### Your task
Report the count of lines that carry the string "esim", and add nothing.

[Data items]
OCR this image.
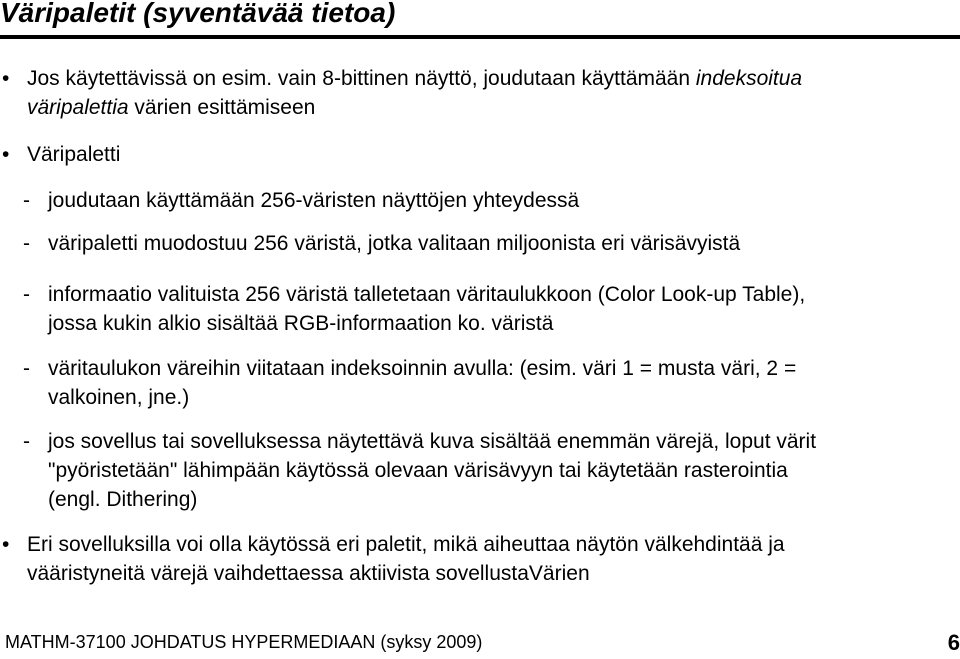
Väripaletit (syventävää tietoa)
• Jos käytettävissä on esim. vain 8-bittinen näyttö, joudutaan käyttämään indeksoitua
väripalettia värien esittämiseen
• Väripaletti
- joudutaan käyttämään 256-väristen näyttöjen yhteydessä
- väripaletti muodostuu 256 väristä, jotka valitaan miljoonista eri värisävyistä
- informaatio valituista 256 väristä talletetaan väritaulukkoon (Color Look-up Table),
jossa kukin alkio sisältää RGB-informaation ko. väristä
- väritaulukon väreihin viitataan indeksoinnin avulla: (esim. väri 1 = musta väri, 2 =
valkoinen, jne.)
- jos sovellus tai sovelluksessa näytettävä kuva sisältää enemmän värejä, loput värit
"pyöristetään" lähimpään käytössä olevaan värisävyyn tai käytetään rasterointia
(engl. Dithering)
• Eri sovelluksilla voi olla käytössä eri paletit, mikä aiheuttaa näytön välkehdintää ja
vääristyneitä värejä vaihdettaessa aktiivista sovellustaVärien
MATHM-37100 JOHDATUS HYPERMEDIAAN (syksy 2009)	6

### Exercise result
2